** begin **
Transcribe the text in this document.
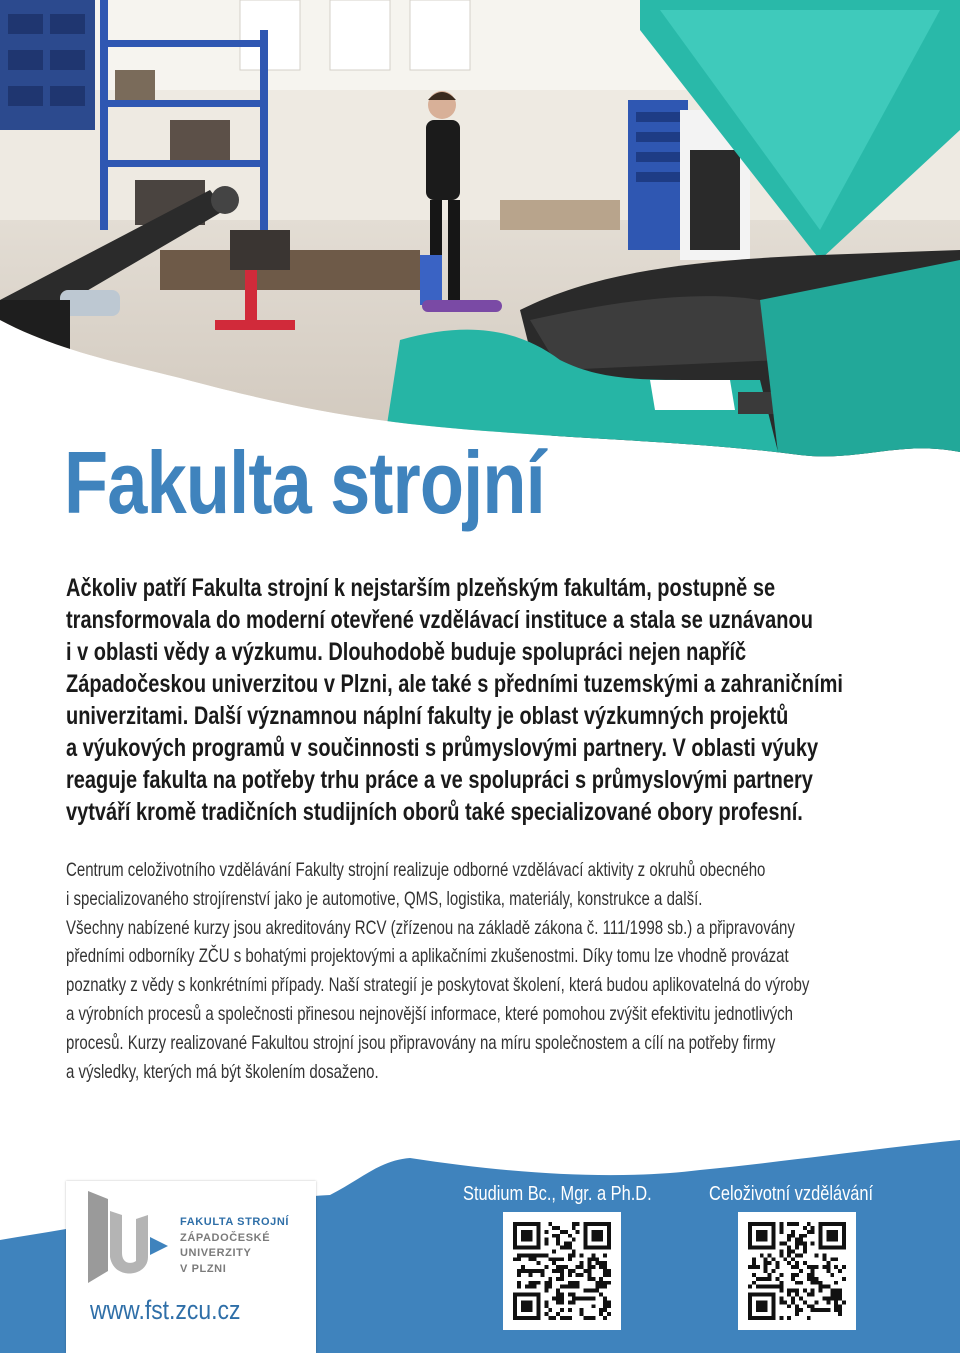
Fakulta strojní

Ačkoliv patří Fakulta strojní k nejstarším plzeňským fakultám, postupně se
transformovala do moderní otevřené vzdělávací instituce a stala se uznávanou
i v oblasti vědy a výzkumu. Dlouhodobě buduje spolupráci nejen napříč
Západočeskou univerzitou v Plzni, ale také s předními tuzemskými a zahraničními
univerzitami. Další významnou náplní fakulty je oblast výzkumných projektů
a výukových programů v součinnosti s průmyslovými partnery. V oblasti výuky
reaguje fakulta na potřeby trhu práce a ve spolupráci s průmyslovými partnery
vytváří kromě tradičních studijních oborů také specializované obory profesní.

Centrum celoživotního vzdělávání Fakulty strojní realizuje odborné vzdělávací aktivity z okruhů obecného
i specializovaného strojírenství jako je automotive, QMS, logistika, materiály, konstrukce a další.
Všechny nabízené kurzy jsou akreditovány RCV (zřízenou na základě zákona č. 111/1998 sb.) a připravovány
předními odborníky ZČU s bohatými projektovými a aplikačními zkušenostmi. Díky tomu lze vhodně provázat
poznatky z vědy s konkrétními případy. Naší strategií je poskytovat školení, která budou aplikovatelná do výroby
a výrobních procesů a společnosti přinesou nejnovější informace, které pomohou zvýšit efektivitu jednotlivých
procesů. Kurzy realizované Fakultou strojní jsou připravovány na míru společnostem a cílí na potřeby firmy
a výsledky, kterých má být školením dosaženo.

FAKULTA STROJNÍ
ZÁPADOČESKÉ
UNIVERZITY
V PLZNI
www.fst.zcu.cz
Studium Bc., Mgr. a Ph.D.	Celoživotní vzdělávání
** end **
• _Stated goal_
Copy all the records above exactly, but leave out the pictures.

• _Exercise output_
Transcribe the text in this document.
Fakulta strojní

Ačkoliv patří Fakulta strojní k nejstarším plzeňským fakultám, postupně se
transformovala do moderní otevřené vzdělávací instituce a stala se uznávanou
i v oblasti vědy a výzkumu. Dlouhodobě buduje spolupráci nejen napříč
Západočeskou univerzitou v Plzni, ale také s předními tuzemskými a zahraničními
univerzitami. Další významnou náplní fakulty je oblast výzkumných projektů
a výukových programů v součinnosti s průmyslovými partnery. V oblasti výuky
reaguje fakulta na potřeby trhu práce a ve spolupráci s průmyslovými partnery
vytváří kromě tradičních studijních oborů také specializované obory profesní.

Centrum celoživotního vzdělávání Fakulty strojní realizuje odborné vzdělávací aktivity z okruhů obecného
i specializovaného strojírenství jako je automotive, QMS, logistika, materiály, konstrukce a další.
Všechny nabízené kurzy jsou akreditovány RCV (zřízenou na základě zákona č. 111/1998 sb.) a připravovány
předními odborníky ZČU s bohatými projektovými a aplikačními zkušenostmi. Díky tomu lze vhodně provázat
poznatky z vědy s konkrétními případy. Naší strategií je poskytovat školení, která budou aplikovatelná do výroby
a výrobních procesů a společnosti přinesou nejnovější informace, které pomohou zvýšit efektivitu jednotlivých
procesů. Kurzy realizované Fakultou strojní jsou připravovány na míru společnostem a cílí na potřeby firmy
a výsledky, kterých má být školením dosaženo.

FAKULTA STROJNÍ
ZÁPADOČESKÉ
UNIVERZITY
V PLZNI
www.fst.zcu.cz
Studium Bc., Mgr. a Ph.D.	Celoživotní vzdělávání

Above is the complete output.